## Given exercise
Extract the lines starting at the one containing "What elements are" and ending at the one containing "label-ips1: IPS1 [518, 240, 571, 268]", reproducing each line exactly and leaving out the pictures.

## Data section
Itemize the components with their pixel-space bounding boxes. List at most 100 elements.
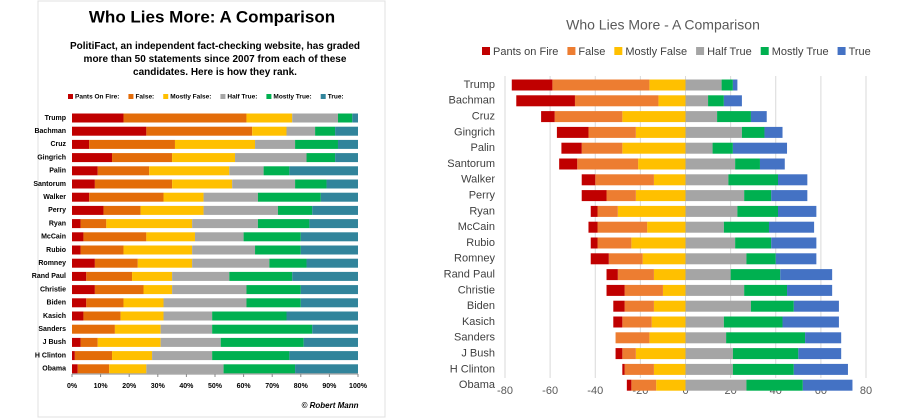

==

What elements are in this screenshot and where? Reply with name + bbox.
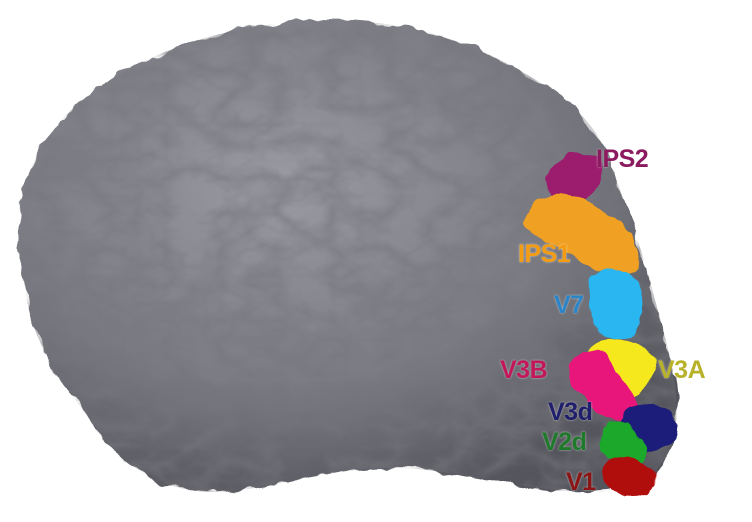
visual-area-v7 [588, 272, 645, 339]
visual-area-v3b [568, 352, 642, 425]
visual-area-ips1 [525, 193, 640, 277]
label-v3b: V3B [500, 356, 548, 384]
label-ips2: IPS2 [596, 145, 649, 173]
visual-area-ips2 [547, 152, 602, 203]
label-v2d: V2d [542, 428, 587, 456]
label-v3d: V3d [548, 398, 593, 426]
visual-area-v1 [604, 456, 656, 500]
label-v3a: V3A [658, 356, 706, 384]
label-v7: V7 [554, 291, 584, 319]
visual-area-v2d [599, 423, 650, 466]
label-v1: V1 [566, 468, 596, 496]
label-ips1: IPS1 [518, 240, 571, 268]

## The output
What elements are in this screenshot and where? Reply with name + bbox.
visual-area-v7 [588, 272, 645, 339]
visual-area-v3b [568, 352, 642, 425]
visual-area-ips1 [525, 193, 640, 277]
label-v3b: V3B [500, 356, 548, 384]
label-ips2: IPS2 [596, 145, 649, 173]
visual-area-ips2 [547, 152, 602, 203]
label-v2d: V2d [542, 428, 587, 456]
label-v3d: V3d [548, 398, 593, 426]
visual-area-v1 [604, 456, 656, 500]
label-v3a: V3A [658, 356, 706, 384]
label-v7: V7 [554, 291, 584, 319]
visual-area-v2d [599, 423, 650, 466]
label-v1: V1 [566, 468, 596, 496]
label-ips1: IPS1 [518, 240, 571, 268]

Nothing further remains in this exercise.